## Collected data
◇ ◇ ◇ ◇

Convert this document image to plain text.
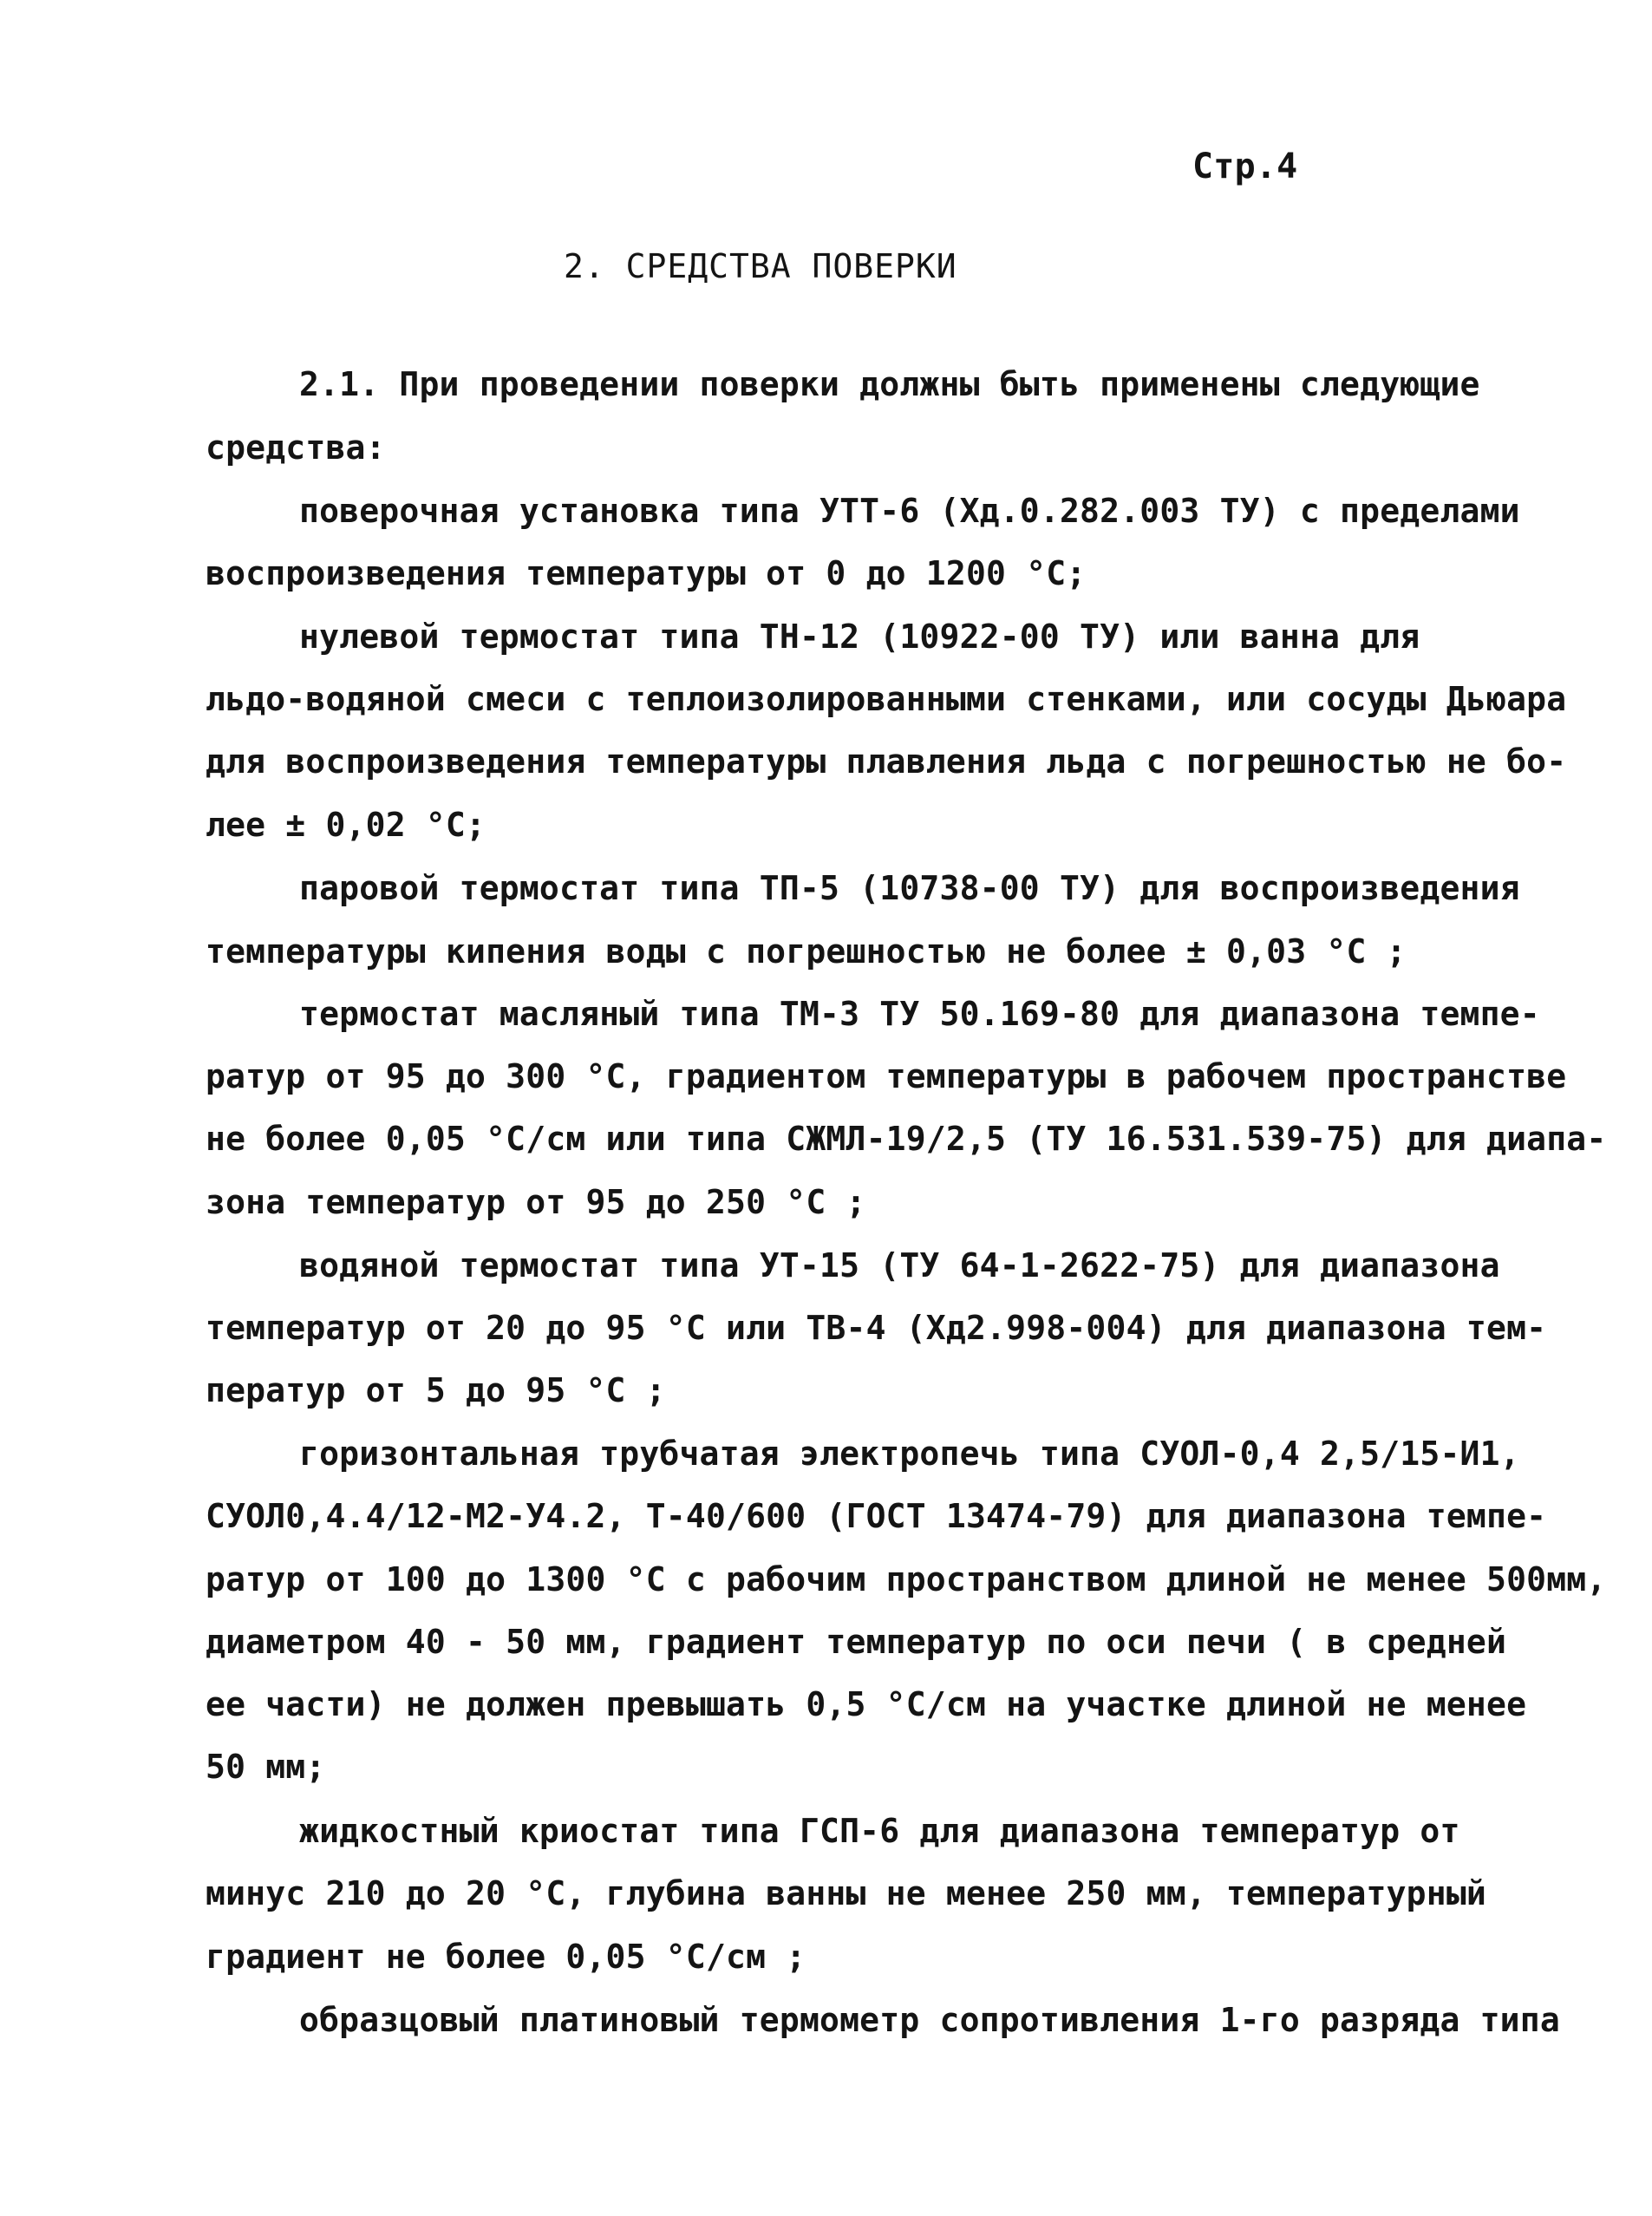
Стр.4
2. СРЕДСТВА ПОВЕРКИ
2.1. При проведении поверки должны быть применены следующие
средства:
поверочная установка типа УТТ-6 (Хд.0.282.003 ТУ) с пределами
воспроизведения температуры от 0 до 1200 °С;
нулевой термостат типа ТН-12 (10922-00 ТУ) или ванна для
льдо-водяной смеси с теплоизолированными стенками, или сосуды Дьюара
для воспроизведения температуры плавления льда с погрешностью не бо-
лее ± 0,02 °С;
паровой термостат типа ТП-5 (10738-00 ТУ) для воспроизведения
температуры кипения воды с погрешностью не более ± 0,03 °С ;
термостат масляный типа ТМ-3 ТУ 50.169-80 для диапазона темпе-
ратур от 95 до 300 °С, градиентом температуры в рабочем пространстве
не более 0,05 °С/см или типа СЖМЛ-19/2,5 (ТУ 16.531.539-75) для диапа-
зона температур от 95 до 250 °С ;
водяной термостат типа УТ-15 (ТУ 64-1-2622-75) для диапазона
температур от 20 до 95 °С или ТВ-4 (Хд2.998-004) для диапазона тем-
ператур от 5 до 95 °С ;
горизонтальная трубчатая электропечь типа СУОЛ-0,4 2,5/15-И1,
СУОЛ0,4.4/12-М2-У4.2, Т-40/600 (ГОСТ 13474-79) для диапазона темпе-
ратур от 100 до 1300 °С с рабочим пространством длиной не менее 500мм,
диаметром 40 - 50 мм, градиент температур по оси печи ( в средней
ее части) не должен превышать 0,5 °С/см на участке длиной не менее
50 мм;
жидкостный криостат типа ГСП-6 для диапазона температур от
минус 210 до 20 °С, глубина ванны не менее 250 мм, температурный
градиент не более 0,05 °С/см ;
образцовый платиновый термометр сопротивления 1-го разряда типа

◇ ◇ ◇ ◇

## SET EXERCISE
Skip the images and write out the rest of the listing exactly.

## RESPONSE TO THIS EXERCISE
Convert this document image to plain text.
Стр.4
2. СРЕДСТВА ПОВЕРКИ
2.1. При проведении поверки должны быть применены следующие
средства:
поверочная установка типа УТТ-6 (Хд.0.282.003 ТУ) с пределами
воспроизведения температуры от 0 до 1200 °С;
нулевой термостат типа ТН-12 (10922-00 ТУ) или ванна для
льдо-водяной смеси с теплоизолированными стенками, или сосуды Дьюара
для воспроизведения температуры плавления льда с погрешностью не бо-
лее ± 0,02 °С;
паровой термостат типа ТП-5 (10738-00 ТУ) для воспроизведения
температуры кипения воды с погрешностью не более ± 0,03 °С ;
термостат масляный типа ТМ-3 ТУ 50.169-80 для диапазона темпе-
ратур от 95 до 300 °С, градиентом температуры в рабочем пространстве
не более 0,05 °С/см или типа СЖМЛ-19/2,5 (ТУ 16.531.539-75) для диапа-
зона температур от 95 до 250 °С ;
водяной термостат типа УТ-15 (ТУ 64-1-2622-75) для диапазона
температур от 20 до 95 °С или ТВ-4 (Хд2.998-004) для диапазона тем-
ператур от 5 до 95 °С ;
горизонтальная трубчатая электропечь типа СУОЛ-0,4 2,5/15-И1,
СУОЛ0,4.4/12-М2-У4.2, Т-40/600 (ГОСТ 13474-79) для диапазона темпе-
ратур от 100 до 1300 °С с рабочим пространством длиной не менее 500мм,
диаметром 40 - 50 мм, градиент температур по оси печи ( в средней
ее части) не должен превышать 0,5 °С/см на участке длиной не менее
50 мм;
жидкостный криостат типа ГСП-6 для диапазона температур от
минус 210 до 20 °С, глубина ванны не менее 250 мм, температурный
градиент не более 0,05 °С/см ;
образцовый платиновый термометр сопротивления 1-го разряда типа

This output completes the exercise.